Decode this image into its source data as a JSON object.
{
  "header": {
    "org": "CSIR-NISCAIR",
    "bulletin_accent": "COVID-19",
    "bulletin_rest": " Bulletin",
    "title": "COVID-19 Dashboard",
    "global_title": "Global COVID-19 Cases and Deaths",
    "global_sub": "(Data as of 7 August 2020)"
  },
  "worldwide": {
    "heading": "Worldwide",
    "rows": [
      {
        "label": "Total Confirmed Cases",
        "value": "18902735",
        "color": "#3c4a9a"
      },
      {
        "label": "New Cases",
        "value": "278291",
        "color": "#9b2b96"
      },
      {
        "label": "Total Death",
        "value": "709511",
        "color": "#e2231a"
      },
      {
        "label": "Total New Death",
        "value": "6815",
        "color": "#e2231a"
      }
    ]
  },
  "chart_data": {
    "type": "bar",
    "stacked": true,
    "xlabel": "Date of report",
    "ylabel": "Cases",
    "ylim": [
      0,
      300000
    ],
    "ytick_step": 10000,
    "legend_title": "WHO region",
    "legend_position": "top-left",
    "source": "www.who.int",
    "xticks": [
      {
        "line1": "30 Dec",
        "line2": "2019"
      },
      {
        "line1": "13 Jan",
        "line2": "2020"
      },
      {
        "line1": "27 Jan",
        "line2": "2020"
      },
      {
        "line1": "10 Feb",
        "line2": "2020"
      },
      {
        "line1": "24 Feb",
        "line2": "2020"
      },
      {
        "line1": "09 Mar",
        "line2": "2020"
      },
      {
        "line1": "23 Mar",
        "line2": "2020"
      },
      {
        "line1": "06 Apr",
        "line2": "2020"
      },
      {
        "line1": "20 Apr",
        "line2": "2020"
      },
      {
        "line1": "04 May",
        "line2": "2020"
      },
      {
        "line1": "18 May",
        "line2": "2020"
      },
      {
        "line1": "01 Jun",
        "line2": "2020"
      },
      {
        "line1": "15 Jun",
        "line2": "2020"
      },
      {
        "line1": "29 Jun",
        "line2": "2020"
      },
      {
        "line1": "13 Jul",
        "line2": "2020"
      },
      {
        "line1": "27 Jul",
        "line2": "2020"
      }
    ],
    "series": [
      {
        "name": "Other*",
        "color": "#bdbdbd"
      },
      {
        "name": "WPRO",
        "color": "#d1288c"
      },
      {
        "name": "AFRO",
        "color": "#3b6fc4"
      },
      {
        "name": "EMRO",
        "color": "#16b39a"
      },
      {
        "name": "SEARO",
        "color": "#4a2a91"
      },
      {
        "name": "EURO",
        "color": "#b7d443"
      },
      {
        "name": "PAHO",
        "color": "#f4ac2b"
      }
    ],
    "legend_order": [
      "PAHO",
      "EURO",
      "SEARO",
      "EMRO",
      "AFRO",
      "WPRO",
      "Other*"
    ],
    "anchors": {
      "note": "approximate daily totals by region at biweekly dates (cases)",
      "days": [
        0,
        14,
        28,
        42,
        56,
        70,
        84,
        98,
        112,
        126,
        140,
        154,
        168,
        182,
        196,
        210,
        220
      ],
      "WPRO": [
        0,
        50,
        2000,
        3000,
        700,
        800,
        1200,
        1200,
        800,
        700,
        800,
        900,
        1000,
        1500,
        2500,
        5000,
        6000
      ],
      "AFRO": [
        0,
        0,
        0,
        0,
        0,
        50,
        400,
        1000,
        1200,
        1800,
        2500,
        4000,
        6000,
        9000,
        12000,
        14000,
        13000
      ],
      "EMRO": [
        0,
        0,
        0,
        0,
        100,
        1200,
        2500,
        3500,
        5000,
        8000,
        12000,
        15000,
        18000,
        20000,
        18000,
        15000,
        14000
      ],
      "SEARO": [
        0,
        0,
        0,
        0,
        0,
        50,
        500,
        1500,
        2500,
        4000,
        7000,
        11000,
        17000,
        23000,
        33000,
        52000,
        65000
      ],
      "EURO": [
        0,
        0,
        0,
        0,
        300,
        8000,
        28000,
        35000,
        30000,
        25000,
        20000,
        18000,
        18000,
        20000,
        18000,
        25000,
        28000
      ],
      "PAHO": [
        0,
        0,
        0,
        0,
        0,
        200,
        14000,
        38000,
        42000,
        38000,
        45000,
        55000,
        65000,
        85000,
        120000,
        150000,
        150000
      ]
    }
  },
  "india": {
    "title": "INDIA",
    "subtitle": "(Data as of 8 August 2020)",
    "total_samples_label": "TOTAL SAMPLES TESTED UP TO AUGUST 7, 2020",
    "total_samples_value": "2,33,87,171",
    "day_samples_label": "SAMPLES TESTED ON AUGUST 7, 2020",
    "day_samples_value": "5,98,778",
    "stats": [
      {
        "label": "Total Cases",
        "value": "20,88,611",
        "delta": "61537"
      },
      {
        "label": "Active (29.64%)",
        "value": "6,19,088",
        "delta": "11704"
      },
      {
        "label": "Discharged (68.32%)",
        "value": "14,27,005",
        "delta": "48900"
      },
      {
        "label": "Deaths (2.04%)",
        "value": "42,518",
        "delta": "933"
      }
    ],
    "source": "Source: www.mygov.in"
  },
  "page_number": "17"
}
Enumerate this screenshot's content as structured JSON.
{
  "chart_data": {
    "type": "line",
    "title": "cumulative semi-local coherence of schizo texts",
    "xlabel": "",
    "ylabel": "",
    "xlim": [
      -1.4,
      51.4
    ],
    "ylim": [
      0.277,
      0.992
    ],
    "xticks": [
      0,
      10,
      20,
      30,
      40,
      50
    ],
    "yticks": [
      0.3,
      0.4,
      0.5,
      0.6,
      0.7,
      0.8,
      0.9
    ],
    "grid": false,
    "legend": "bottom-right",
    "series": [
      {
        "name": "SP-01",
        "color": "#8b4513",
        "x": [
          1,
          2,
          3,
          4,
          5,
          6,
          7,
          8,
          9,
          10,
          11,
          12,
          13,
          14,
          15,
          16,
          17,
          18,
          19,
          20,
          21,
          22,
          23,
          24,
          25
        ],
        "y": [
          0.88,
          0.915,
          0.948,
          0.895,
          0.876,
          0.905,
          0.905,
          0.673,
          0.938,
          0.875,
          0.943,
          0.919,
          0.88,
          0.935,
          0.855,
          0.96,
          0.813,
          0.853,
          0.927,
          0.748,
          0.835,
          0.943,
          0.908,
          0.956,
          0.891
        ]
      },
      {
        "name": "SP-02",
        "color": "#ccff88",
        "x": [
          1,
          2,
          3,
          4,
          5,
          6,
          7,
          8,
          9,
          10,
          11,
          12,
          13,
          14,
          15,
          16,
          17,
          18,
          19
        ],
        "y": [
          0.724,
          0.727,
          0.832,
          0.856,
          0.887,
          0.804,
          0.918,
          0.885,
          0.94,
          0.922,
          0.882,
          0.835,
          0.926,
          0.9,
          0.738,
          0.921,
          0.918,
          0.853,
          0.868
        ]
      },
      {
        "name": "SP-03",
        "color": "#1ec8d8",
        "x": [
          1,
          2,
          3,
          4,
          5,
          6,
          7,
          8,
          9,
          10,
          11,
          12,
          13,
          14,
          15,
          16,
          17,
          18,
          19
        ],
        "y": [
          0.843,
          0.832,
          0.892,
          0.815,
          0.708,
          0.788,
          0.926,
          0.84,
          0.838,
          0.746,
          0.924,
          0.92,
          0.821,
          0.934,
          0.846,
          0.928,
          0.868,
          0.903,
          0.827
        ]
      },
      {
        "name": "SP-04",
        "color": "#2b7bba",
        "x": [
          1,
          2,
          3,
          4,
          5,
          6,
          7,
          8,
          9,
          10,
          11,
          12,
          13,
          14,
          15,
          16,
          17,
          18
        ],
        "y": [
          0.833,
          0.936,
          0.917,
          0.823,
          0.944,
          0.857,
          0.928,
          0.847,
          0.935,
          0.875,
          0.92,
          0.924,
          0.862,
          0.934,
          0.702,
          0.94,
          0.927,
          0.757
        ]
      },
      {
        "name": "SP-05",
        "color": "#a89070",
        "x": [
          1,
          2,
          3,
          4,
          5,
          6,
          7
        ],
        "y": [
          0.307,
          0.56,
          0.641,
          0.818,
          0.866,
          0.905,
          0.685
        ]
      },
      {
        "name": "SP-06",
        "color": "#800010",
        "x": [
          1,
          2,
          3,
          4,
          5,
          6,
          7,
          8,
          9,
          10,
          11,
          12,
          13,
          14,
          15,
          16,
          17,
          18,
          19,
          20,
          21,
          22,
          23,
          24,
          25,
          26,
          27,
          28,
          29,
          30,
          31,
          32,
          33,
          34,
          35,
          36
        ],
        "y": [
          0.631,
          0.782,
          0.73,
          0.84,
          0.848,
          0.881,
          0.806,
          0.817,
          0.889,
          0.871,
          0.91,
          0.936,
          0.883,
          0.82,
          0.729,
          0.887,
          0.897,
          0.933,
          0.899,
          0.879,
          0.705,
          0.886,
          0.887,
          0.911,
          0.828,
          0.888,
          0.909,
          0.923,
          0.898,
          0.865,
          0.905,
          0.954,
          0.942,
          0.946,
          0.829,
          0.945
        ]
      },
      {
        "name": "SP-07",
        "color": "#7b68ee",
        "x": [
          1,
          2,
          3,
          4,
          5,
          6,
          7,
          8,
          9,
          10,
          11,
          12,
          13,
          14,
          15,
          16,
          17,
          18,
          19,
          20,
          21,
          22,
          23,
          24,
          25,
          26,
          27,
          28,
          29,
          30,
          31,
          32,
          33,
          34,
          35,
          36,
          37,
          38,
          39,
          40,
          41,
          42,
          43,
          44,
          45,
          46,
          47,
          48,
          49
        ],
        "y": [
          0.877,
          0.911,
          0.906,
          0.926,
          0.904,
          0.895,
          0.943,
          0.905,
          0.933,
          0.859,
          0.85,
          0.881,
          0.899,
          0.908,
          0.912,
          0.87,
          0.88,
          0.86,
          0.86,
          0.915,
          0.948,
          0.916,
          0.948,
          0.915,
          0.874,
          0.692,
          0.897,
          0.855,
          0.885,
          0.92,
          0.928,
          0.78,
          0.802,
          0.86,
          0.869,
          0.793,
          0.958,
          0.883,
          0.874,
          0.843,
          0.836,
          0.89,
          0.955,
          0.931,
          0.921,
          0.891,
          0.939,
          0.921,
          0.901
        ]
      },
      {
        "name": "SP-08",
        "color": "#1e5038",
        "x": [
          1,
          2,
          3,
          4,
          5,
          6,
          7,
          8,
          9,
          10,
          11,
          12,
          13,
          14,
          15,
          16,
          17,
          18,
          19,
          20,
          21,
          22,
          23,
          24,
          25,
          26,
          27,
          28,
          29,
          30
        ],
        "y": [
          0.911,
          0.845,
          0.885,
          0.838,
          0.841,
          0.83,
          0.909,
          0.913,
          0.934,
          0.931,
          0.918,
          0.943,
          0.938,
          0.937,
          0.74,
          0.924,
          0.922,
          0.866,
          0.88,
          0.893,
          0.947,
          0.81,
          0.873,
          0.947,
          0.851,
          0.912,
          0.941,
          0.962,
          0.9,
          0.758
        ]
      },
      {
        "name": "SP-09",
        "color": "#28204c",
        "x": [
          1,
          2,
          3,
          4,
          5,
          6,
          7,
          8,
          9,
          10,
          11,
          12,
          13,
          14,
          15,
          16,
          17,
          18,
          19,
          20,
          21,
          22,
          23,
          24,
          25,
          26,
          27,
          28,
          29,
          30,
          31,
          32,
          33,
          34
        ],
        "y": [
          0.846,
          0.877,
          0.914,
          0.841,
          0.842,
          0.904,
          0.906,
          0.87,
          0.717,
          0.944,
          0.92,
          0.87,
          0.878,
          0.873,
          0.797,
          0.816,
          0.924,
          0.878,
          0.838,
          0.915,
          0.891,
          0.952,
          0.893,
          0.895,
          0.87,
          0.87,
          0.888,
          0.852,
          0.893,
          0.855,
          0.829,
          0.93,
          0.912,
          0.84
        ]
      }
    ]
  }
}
+ + + + +
* **WORK TO COMPLETE**
Lines containing "TESTED" are to be counted. State the total and add nothing.

* **RESPONSE**
2